#### Information supplied

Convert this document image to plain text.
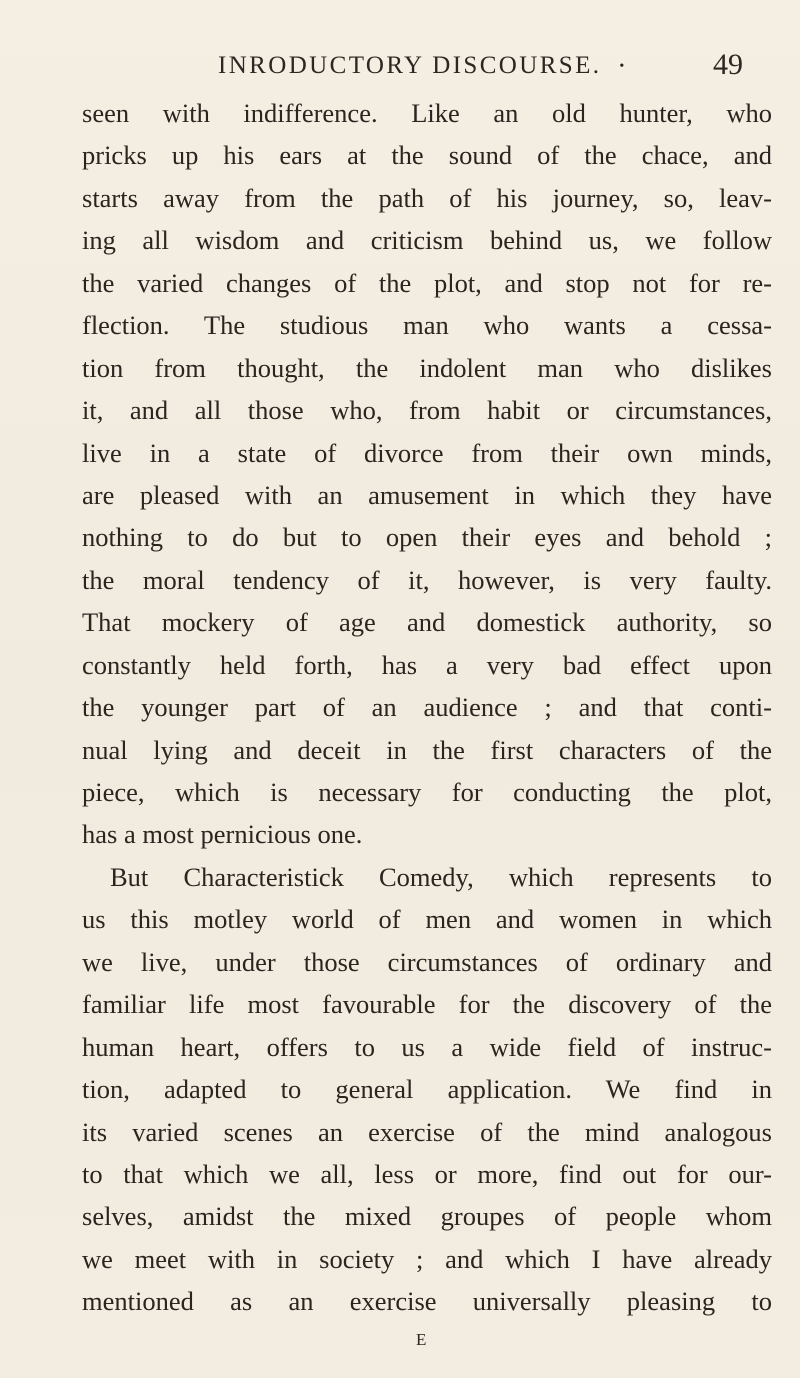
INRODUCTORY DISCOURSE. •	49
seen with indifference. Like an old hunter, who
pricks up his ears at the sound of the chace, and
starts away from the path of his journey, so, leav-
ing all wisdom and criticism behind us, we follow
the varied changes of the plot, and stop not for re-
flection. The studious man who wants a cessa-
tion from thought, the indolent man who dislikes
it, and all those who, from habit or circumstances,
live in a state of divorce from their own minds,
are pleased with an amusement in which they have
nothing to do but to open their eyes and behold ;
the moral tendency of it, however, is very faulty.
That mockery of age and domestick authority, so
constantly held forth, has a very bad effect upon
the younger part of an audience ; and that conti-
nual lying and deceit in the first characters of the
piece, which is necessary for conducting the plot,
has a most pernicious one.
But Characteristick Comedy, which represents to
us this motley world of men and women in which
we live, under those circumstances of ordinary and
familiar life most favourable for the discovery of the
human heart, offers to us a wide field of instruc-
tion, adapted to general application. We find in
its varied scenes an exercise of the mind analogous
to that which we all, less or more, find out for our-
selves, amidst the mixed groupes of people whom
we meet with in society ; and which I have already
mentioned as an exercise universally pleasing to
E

#### Exercise objective
Retype every record above exactly as written, but leave out the pictures.

#### Response for this exercise
Convert this document image to plain text.
INRODUCTORY DISCOURSE. •	49
seen with indifference. Like an old hunter, who
pricks up his ears at the sound of the chace, and
starts away from the path of his journey, so, leav-
ing all wisdom and criticism behind us, we follow
the varied changes of the plot, and stop not for re-
flection. The studious man who wants a cessa-
tion from thought, the indolent man who dislikes
it, and all those who, from habit or circumstances,
live in a state of divorce from their own minds,
are pleased with an amusement in which they have
nothing to do but to open their eyes and behold ;
the moral tendency of it, however, is very faulty.
That mockery of age and domestick authority, so
constantly held forth, has a very bad effect upon
the younger part of an audience ; and that conti-
nual lying and deceit in the first characters of the
piece, which is necessary for conducting the plot,
has a most pernicious one.
But Characteristick Comedy, which represents to
us this motley world of men and women in which
we live, under those circumstances of ordinary and
familiar life most favourable for the discovery of the
human heart, offers to us a wide field of instruc-
tion, adapted to general application. We find in
its varied scenes an exercise of the mind analogous
to that which we all, less or more, find out for our-
selves, amidst the mixed groupes of people whom
we meet with in society ; and which I have already
mentioned as an exercise universally pleasing to
E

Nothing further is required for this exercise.